- **EXERCISE DIRECTIONS**
A verbatim copy of the records is required, with all pictures left out.

- **DATA TO USE**
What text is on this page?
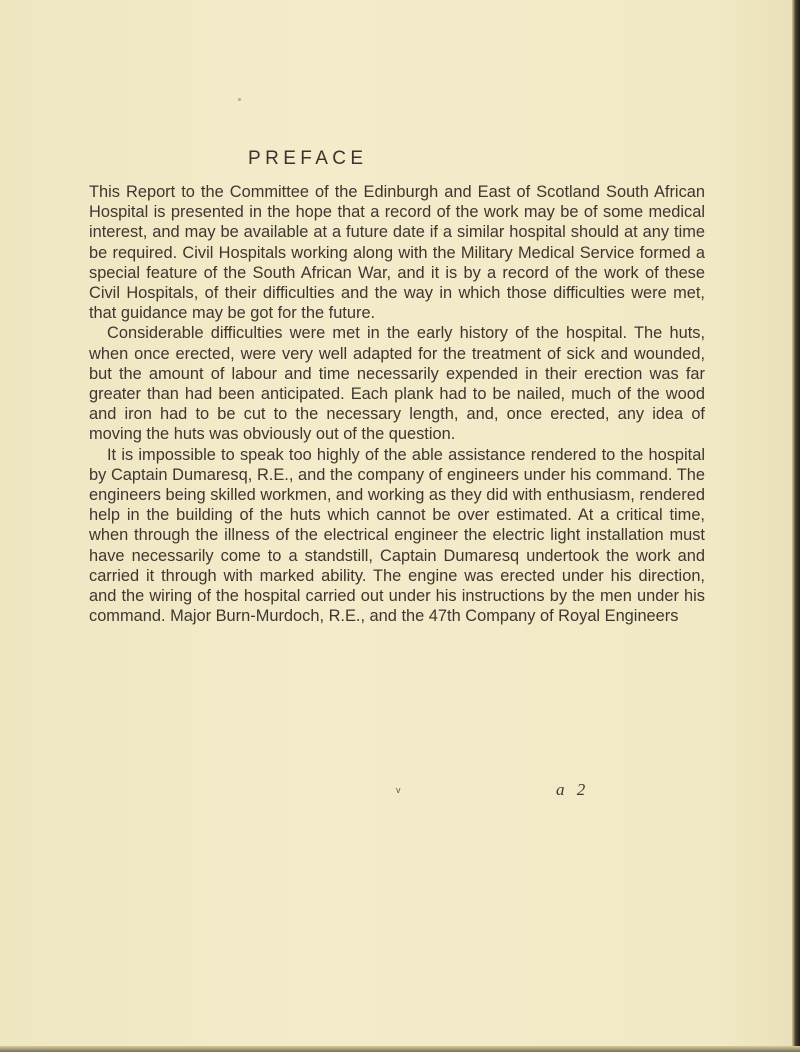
PREFACE

This Report to the Committee of the Edinburgh and East of Scotland South African Hospital is presented in the hope that a record of the work may be of some medical interest, and may be available at a future date if a similar hospital should at any time be required. Civil Hospitals working along with the Military Medical Service formed a special feature of the South African War, and it is by a record of the work of these Civil Hospitals, of their difficulties and the way in which those difficulties were met, that guidance may be got for the future.

Considerable difficulties were met in the early history of the hospital. The huts, when once erected, were very well adapted for the treatment of sick and wounded, but the amount of labour and time necessarily expended in their erection was far greater than had been anticipated. Each plank had to be nailed, much of the wood and iron had to be cut to the necessary length, and, once erected, any idea of moving the huts was obviously out of the question.

It is impossible to speak too highly of the able assistance rendered to the hospital by Captain Dumaresq, R.E., and the company of engineers under his command. The engineers being skilled workmen, and working as they did with enthusiasm, rendered help in the building of the huts which cannot be over estimated. At a critical time, when through the illness of the electrical engineer the electric light installation must have necessarily come to a standstill, Captain Dumaresq undertook the work and carried it through with marked ability. The engine was erected under his direction, and the wiring of the hospital carried out under his instructions by the men under his command. Major Burn-Murdoch, R.E., and the 47th Company of Royal Engineers

v	a 2
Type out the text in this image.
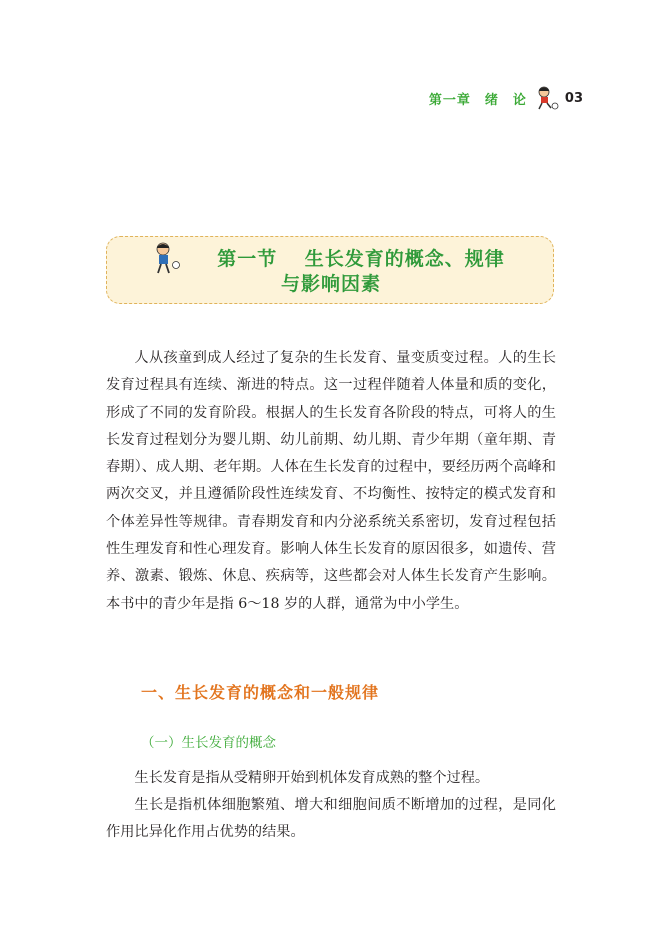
第一章　绪　论	03
第一节　 生长发育的概念、规律
与影响因素

人从孩童到成人经过了复杂的生长发育、量变质变过程。人的生长发育过程具有连续、渐进的特点。这一过程伴随着人体量和质的变化，形成了不同的发育阶段。根据人的生长发育各阶段的特点，可将人的生长发育过程划分为婴儿期、幼儿前期、幼儿期、青少年期（童年期、青春期）、成人期、老年期。人体在生长发育的过程中，要经历两个高峰和两次交叉，并且遵循阶段性连续发育、不均衡性、按特定的模式发育和个体差异性等规律。青春期发育和内分泌系统关系密切，发育过程包括性生理发育和性心理发育。影响人体生长发育的原因很多，如遗传、营养、激素、锻炼、休息、疾病等，这些都会对人体生长发育产生影响。本书中的青少年是指 6～18 岁的人群，通常为中小学生。

一、生长发育的概念和一般规律
（一）生长发育的概念

生长发育是指从受精卵开始到机体发育成熟的整个过程。

生长是指机体细胞繁殖、增大和细胞间质不断增加的过程，是同化作用比异化作用占优势的结果。
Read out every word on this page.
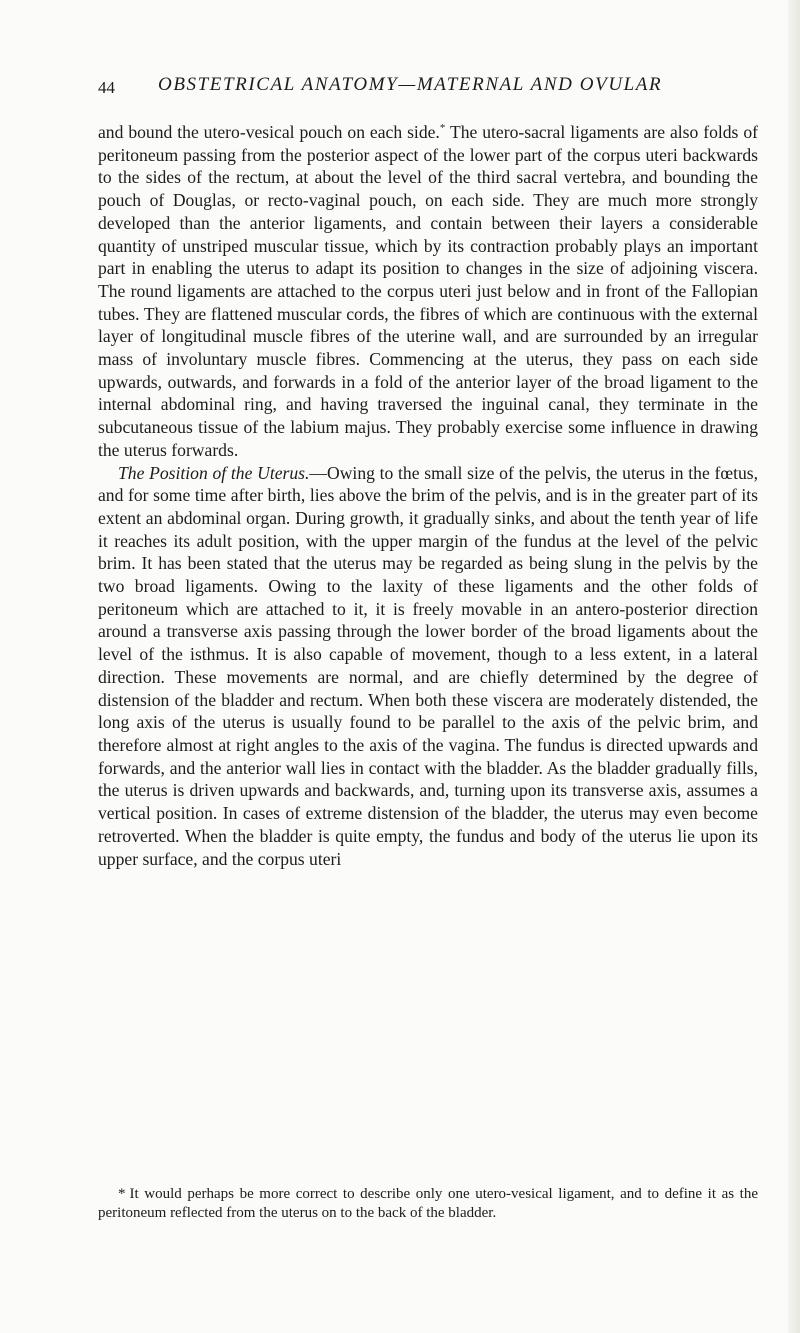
44 OBSTETRICAL ANATOMY—MATERNAL AND OVULAR

and bound the utero-vesical pouch on each side.* The utero-sacral ligaments are also folds of peritoneum passing from the posterior aspect of the lower part of the corpus uteri backwards to the sides of the rectum, at about the level of the third sacral vertebra, and bounding the pouch of Douglas, or recto-vaginal pouch, on each side. They are much more strongly developed than the anterior ligaments, and contain between their layers a considerable quantity of unstriped muscular tissue, which by its contraction probably plays an important part in enabling the uterus to adapt its position to changes in the size of adjoining viscera. The round ligaments are attached to the corpus uteri just below and in front of the Fallopian tubes. They are flattened muscular cords, the fibres of which are continuous with the external layer of longitudinal muscle fibres of the uterine wall, and are surrounded by an irregular mass of involuntary muscle fibres. Commencing at the uterus, they pass on each side upwards, outwards, and forwards in a fold of the anterior layer of the broad ligament to the internal abdominal ring, and having traversed the inguinal canal, they terminate in the subcutaneous tissue of the labium majus. They probably exercise some influence in drawing the uterus forwards.

The Position of the Uterus.—Owing to the small size of the pelvis, the uterus in the fœtus, and for some time after birth, lies above the brim of the pelvis, and is in the greater part of its extent an abdominal organ. During growth, it gradually sinks, and about the tenth year of life it reaches its adult position, with the upper margin of the fundus at the level of the pelvic brim. It has been stated that the uterus may be regarded as being slung in the pelvis by the two broad ligaments. Owing to the laxity of these ligaments and the other folds of peritoneum which are attached to it, it is freely movable in an antero-posterior direction around a transverse axis passing through the lower border of the broad ligaments about the level of the isthmus. It is also capable of movement, though to a less extent, in a lateral direction. These movements are normal, and are chiefly determined by the degree of distension of the bladder and rectum. When both these viscera are moderately distended, the long axis of the uterus is usually found to be parallel to the axis of the pelvic brim, and therefore almost at right angles to the axis of the vagina. The fundus is directed upwards and forwards, and the anterior wall lies in contact with the bladder. As the bladder gradually fills, the uterus is driven upwards and backwards, and, turning upon its transverse axis, assumes a vertical position. In cases of extreme distension of the bladder, the uterus may even become retroverted. When the bladder is quite empty, the fundus and body of the uterus lie upon its upper surface, and the corpus uteri

* It would perhaps be more correct to describe only one utero-vesical ligament, and to define it as the peritoneum reflected from the uterus on to the back of the bladder.
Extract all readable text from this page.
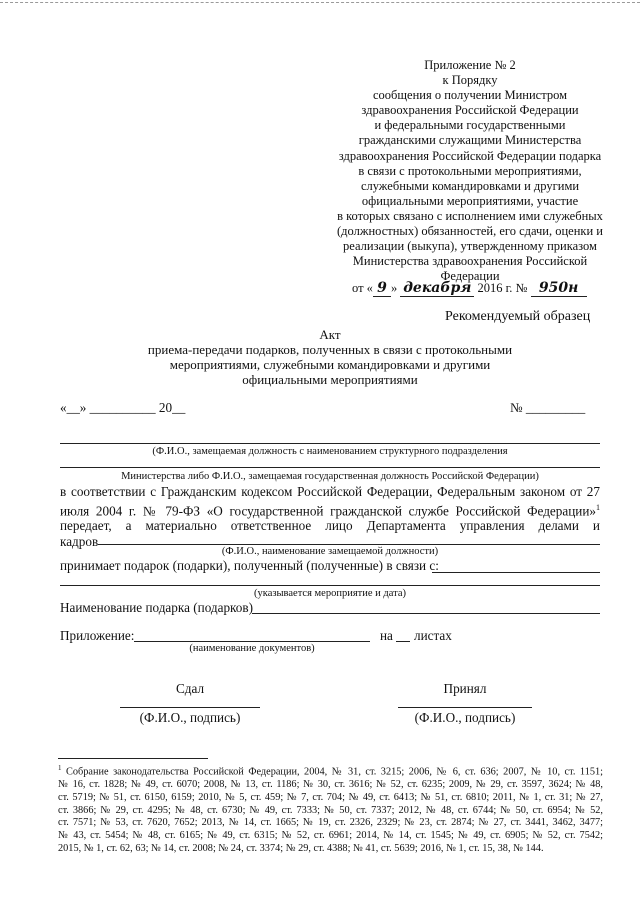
Приложение № 2
к Порядку
сообщения о получении Министром
здравоохранения Российской Федерации
и федеральными государственными
гражданскими служащими Министерства
здравоохранения Российской Федерации подарка
в связи с протокольными мероприятиями,
служебными командировками и другими
официальными мероприятиями, участие
в которых связано с исполнением ими служебных
(должностных) обязанностей, его сдачи, оценки и
реализации (выкупа), утвержденному приказом
Министерства здравоохранения Российской
Федерации
от « 9 » декабря 2016 г. № 950н
Рекомендуемый образец
Акт
приема-передачи подарков, полученных в связи с протокольными
мероприятиями, служебными командировками и другими
официальными мероприятиями
«__» __________ 20__	№ _________
(Ф.И.О., замещаемая должность с наименованием структурного подразделения
Министерства либо Ф.И.О., замещаемая государственная должность Российской Федерации)
в соответствии с Гражданским кодексом Российской Федерации, Федеральным законом от 27
июля 2004 г. № 79-ФЗ «О государственной гражданской службе Российской Федерации»$^1$
передает, а материально ответственное лицо Департамента управления делами и
кадров
(Ф.И.О., наименование замещаемой должности)
принимает подарок (подарки), полученный (полученные) в связи с:
(указывается мероприятие и дата)
Наименование подарка (подарков)
Приложение:	на листах
(наименование документов)
Сдал
(Ф.И.О., подпись)
Принял
(Ф.И.О., подпись)
$^1$ Собрание законодательства Российской Федерации, 2004, № 31, ст. 3215; 2006, № 6, ст. 636; 2007, № 10, ст. 1151;
№ 16, ст. 1828; № 49, ст. 6070; 2008, № 13, ст. 1186; № 30, ст. 3616; № 52, ст. 6235; 2009, № 29, ст. 3597, 3624; № 48,
ст. 5719; № 51, ст. 6150, 6159; 2010, № 5, ст. 459; № 7, ст. 704; № 49, ст. 6413; № 51, ст. 6810; 2011, № 1, ст. 31; № 27,
ст. 3866; № 29, ст. 4295; № 48, ст. 6730; № 49, ст. 7333; № 50, ст. 7337; 2012, № 48, ст. 6744; № 50, ст. 6954; № 52,
ст. 7571; № 53, ст. 7620, 7652; 2013, № 14, ст. 1665; № 19, ст. 2326, 2329; № 23, ст. 2874; № 27, ст. 3441, 3462, 3477;
№ 43, ст. 5454; № 48, ст. 6165; № 49, ст. 6315; № 52, ст. 6961; 2014, № 14, ст. 1545; № 49, ст. 6905; № 52, ст. 7542;
2015, № 1, ст. 62, 63; № 14, ст. 2008; № 24, ст. 3374; № 29, ст. 4388; № 41, ст. 5639; 2016, № 1, ст. 15, 38, № 144.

- **ANSWER TO THIS EXERCISE**
What text is on this page?
PREFACE

This Report to the Committee of the Edinburgh and East of Scotland South African Hospital is presented in the hope that a record of the work may be of some medical interest, and may be available at a future date if a similar hospital should at any time be required. Civil Hospitals working along with the Military Medical Service formed a special feature of the South African War, and it is by a record of the work of these Civil Hospitals, of their difficulties and the way in which those difficulties were met, that guidance may be got for the future.

Considerable difficulties were met in the early history of the hospital. The huts, when once erected, were very well adapted for the treatment of sick and wounded, but the amount of labour and time necessarily expended in their erection was far greater than had been anticipated. Each plank had to be nailed, much of the wood and iron had to be cut to the necessary length, and, once erected, any idea of moving the huts was obviously out of the question.

It is impossible to speak too highly of the able assistance rendered to the hospital by Captain Dumaresq, R.E., and the company of engineers under his command. The engineers being skilled workmen, and working as they did with enthusiasm, rendered help in the building of the huts which cannot be over estimated. At a critical time, when through the illness of the electrical engineer the electric light installation must have necessarily come to a standstill, Captain Dumaresq undertook the work and carried it through with marked ability. The engine was erected under his direction, and the wiring of the hospital carried out under his instructions by the men under his command. Major Burn-Murdoch, R.E., and the 47th Company of Royal Engineers

v	a 2
Type out the text in this image.
第一章　绪　论	03
第一节　 生长发育的概念、规律
与影响因素

人从孩童到成人经过了复杂的生长发育、量变质变过程。人的生长发育过程具有连续、渐进的特点。这一过程伴随着人体量和质的变化，形成了不同的发育阶段。根据人的生长发育各阶段的特点，可将人的生长发育过程划分为婴儿期、幼儿前期、幼儿期、青少年期（童年期、青春期）、成人期、老年期。人体在生长发育的过程中，要经历两个高峰和两次交叉，并且遵循阶段性连续发育、不均衡性、按特定的模式发育和个体差异性等规律。青春期发育和内分泌系统关系密切，发育过程包括性生理发育和性心理发育。影响人体生长发育的原因很多，如遗传、营养、激素、锻炼、休息、疾病等，这些都会对人体生长发育产生影响。本书中的青少年是指 6～18 岁的人群，通常为中小学生。

一、生长发育的概念和一般规律
（一）生长发育的概念

生长发育是指从受精卵开始到机体发育成熟的整个过程。

生长是指机体细胞繁殖、增大和细胞间质不断增加的过程，是同化作用比异化作用占优势的结果。
Read out every word on this page.
44 OBSTETRICAL ANATOMY—MATERNAL AND OVULAR

and bound the utero-vesical pouch on each side.* The utero-sacral ligaments are also folds of peritoneum passing from the posterior aspect of the lower part of the corpus uteri backwards to the sides of the rectum, at about the level of the third sacral vertebra, and bounding the pouch of Douglas, or recto-vaginal pouch, on each side. They are much more strongly developed than the anterior ligaments, and contain between their layers a considerable quantity of unstriped muscular tissue, which by its contraction probably plays an important part in enabling the uterus to adapt its position to changes in the size of adjoining viscera. The round ligaments are attached to the corpus uteri just below and in front of the Fallopian tubes. They are flattened muscular cords, the fibres of which are continuous with the external layer of longitudinal muscle fibres of the uterine wall, and are surrounded by an irregular mass of involuntary muscle fibres. Commencing at the uterus, they pass on each side upwards, outwards, and forwards in a fold of the anterior layer of the broad ligament to the internal abdominal ring, and having traversed the inguinal canal, they terminate in the subcutaneous tissue of the labium majus. They probably exercise some influence in drawing the uterus forwards.

The Position of the Uterus.—Owing to the small size of the pelvis, the uterus in the fœtus, and for some time after birth, lies above the brim of the pelvis, and is in the greater part of its extent an abdominal organ. During growth, it gradually sinks, and about the tenth year of life it reaches its adult position, with the upper margin of the fundus at the level of the pelvic brim. It has been stated that the uterus may be regarded as being slung in the pelvis by the two broad ligaments. Owing to the laxity of these ligaments and the other folds of peritoneum which are attached to it, it is freely movable in an antero-posterior direction around a transverse axis passing through the lower border of the broad ligaments about the level of the isthmus. It is also capable of movement, though to a less extent, in a lateral direction. These movements are normal, and are chiefly determined by the degree of distension of the bladder and rectum. When both these viscera are moderately distended, the long axis of the uterus is usually found to be parallel to the axis of the pelvic brim, and therefore almost at right angles to the axis of the vagina. The fundus is directed upwards and forwards, and the anterior wall lies in contact with the bladder. As the bladder gradually fills, the uterus is driven upwards and backwards, and, turning upon its transverse axis, assumes a vertical position. In cases of extreme distension of the bladder, the uterus may even become retroverted. When the bladder is quite empty, the fundus and body of the uterus lie upon its upper surface, and the corpus uteri

* It would perhaps be more correct to describe only one utero-vesical ligament, and to define it as the peritoneum reflected from the uterus on to the back of the bladder.
Extract all readable text from this page.
Приложение № 2
к Порядку
сообщения о получении Министром
здравоохранения Российской Федерации
и федеральными государственными
гражданскими служащими Министерства
здравоохранения Российской Федерации подарка
в связи с протокольными мероприятиями,
служебными командировками и другими
официальными мероприятиями, участие
в которых связано с исполнением ими служебных
(должностных) обязанностей, его сдачи, оценки и
реализации (выкупа), утвержденному приказом
Министерства здравоохранения Российской
Федерации
от « 9 » декабря 2016 г. № 950н
Рекомендуемый образец
Акт
приема-передачи подарков, полученных в связи с протокольными
мероприятиями, служебными командировками и другими
официальными мероприятиями
«__» __________ 20__	№ _________
(Ф.И.О., замещаемая должность с наименованием структурного подразделения
Министерства либо Ф.И.О., замещаемая государственная должность Российской Федерации)
в соответствии с Гражданским кодексом Российской Федерации, Федеральным законом от 27
июля 2004 г. № 79-ФЗ «О государственной гражданской службе Российской Федерации»$^1$
передает, а материально ответственное лицо Департамента управления делами и
кадров
(Ф.И.О., наименование замещаемой должности)
принимает подарок (подарки), полученный (полученные) в связи с:
(указывается мероприятие и дата)
Наименование подарка (подарков)
Приложение:	на листах
(наименование документов)
Сдал
(Ф.И.О., подпись)
Принял
(Ф.И.О., подпись)
$^1$ Собрание законодательства Российской Федерации, 2004, № 31, ст. 3215; 2006, № 6, ст. 636; 2007, № 10, ст. 1151;
№ 16, ст. 1828; № 49, ст. 6070; 2008, № 13, ст. 1186; № 30, ст. 3616; № 52, ст. 6235; 2009, № 29, ст. 3597, 3624; № 48,
ст. 5719; № 51, ст. 6150, 6159; 2010, № 5, ст. 459; № 7, ст. 704; № 49, ст. 6413; № 51, ст. 6810; 2011, № 1, ст. 31; № 27,
ст. 3866; № 29, ст. 4295; № 48, ст. 6730; № 49, ст. 7333; № 50, ст. 7337; 2012, № 48, ст. 6744; № 50, ст. 6954; № 52,
ст. 7571; № 53, ст. 7620, 7652; 2013, № 14, ст. 1665; № 19, ст. 2326, 2329; № 23, ст. 2874; № 27, ст. 3441, 3462, 3477;
№ 43, ст. 5454; № 48, ст. 6165; № 49, ст. 6315; № 52, ст. 6961; 2014, № 14, ст. 1545; № 49, ст. 6905; № 52, ст. 7542;
2015, № 1, ст. 62, 63; № 14, ст. 2008; № 24, ст. 3374; № 29, ст. 4388; № 41, ст. 5639; 2016, № 1, ст. 15, 38, № 144.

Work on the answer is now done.